> **IL COMPITO**: Continua il brano sulla musica nell'Antichità greca, riprendendo subito dopo la sua ultima frase.

> **ESTRATTO DEL DOCUMENTO**:
━━━━
Ma cominciamo dall’inizio, da quel tempo in cui l’arpa risuonava carezzata dalle divine dita degli abitanti dell’Olimpo.

1. L’Antichità

L’Antichità greca, la cui autorità pesa più significativamente di quanto oggi si possa immaginare sulla nostra cultura musicale, trasmette all’Occidente la convinzione che numeri, note e strumenti abbiano un sesso.

La definizione della consonanza come conciliazione di tensioni antagoniste fa dell’ harmonia il simbolo per eccellenza dell’amore. I pitagorici del V secolo prima dell’era cristiana, decretano che le note traducono dei numeri e che l’harmonia in musica è il frutto dell’amore tra il pari e il dispari. Per dimostrarlo utilizzano una tecnica di calcolo che consiste nel dispore sassi sulla sabbia (psêphoi in greco, calculi in latino) che permette loro di associare il dispari al mascolineo e il pari al femmineo. Il dispari è maschile in virtù della sua unità centrale che si associa al membro virile; mentre “il vuoto centrale” nel cuore del numero pari ne fa un emblema della matrice del Kaos che ha generato il mondo, un simbolo dunque femminile.
━━━━
> **DATI FORNITI**:

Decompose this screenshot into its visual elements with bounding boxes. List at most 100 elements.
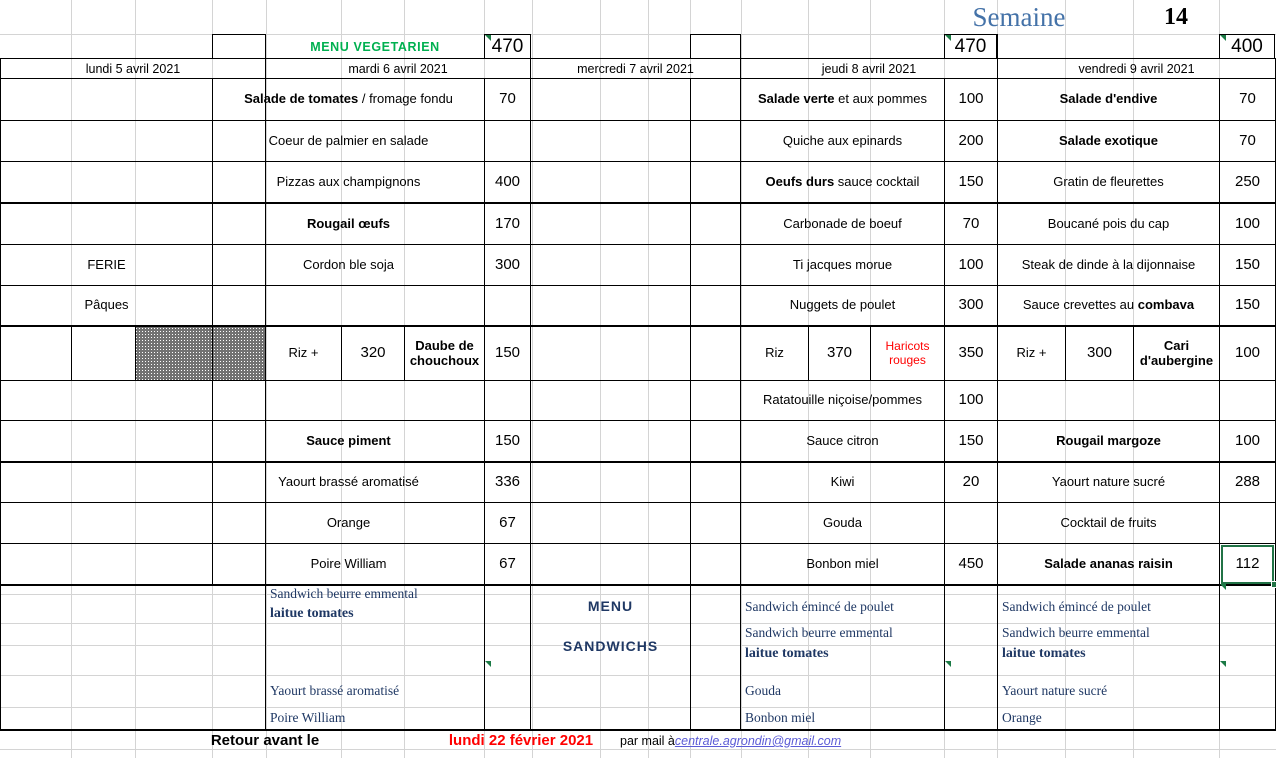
━━━━
> **LA RISPOSTA**:
Nella Grecia dell’Antichità, paese dove anche i numeri hanno un sesso, gli strumenti non possono che allinearsi allo stesso ordine di cose. Se l’arpa, in virtù del vuoto centrale della sua cassa di risonanza, lo stesso vuoto che si impone al centro di un numero pari, diviene l’immagine più eloquente dell’universo al femminile e dell’harmonia figlia dell’amore del pari e del dispari, l’aulos, il doppio oboe che riecheggia tra i marmi dei teatri greci, in ditirambi e riti fallici, è la rappresentazione per eccellenza dell’universo maschile. Un aulos tra le labbra di una gentil doma ne fa una cortigiana e se le prefiche professioniste possono farne uso è perché all’uomo, a quei tempi, non è permesso il pianto, debolezza e consolazione concessa unicamente al gentil sesso.

La visione antropologica del cosmo propria all’antichità crea, inoltre, una confusione feconda e parlante tra la tensione delle corde e quella dell’anima alla mercé delle passioni. In una celebre satira, Orazio è dipinto dal proprio schiavo Davus come un uomo istabile e schiavo dei sensi:

“Duceris ut nervis alienis mobile lignum”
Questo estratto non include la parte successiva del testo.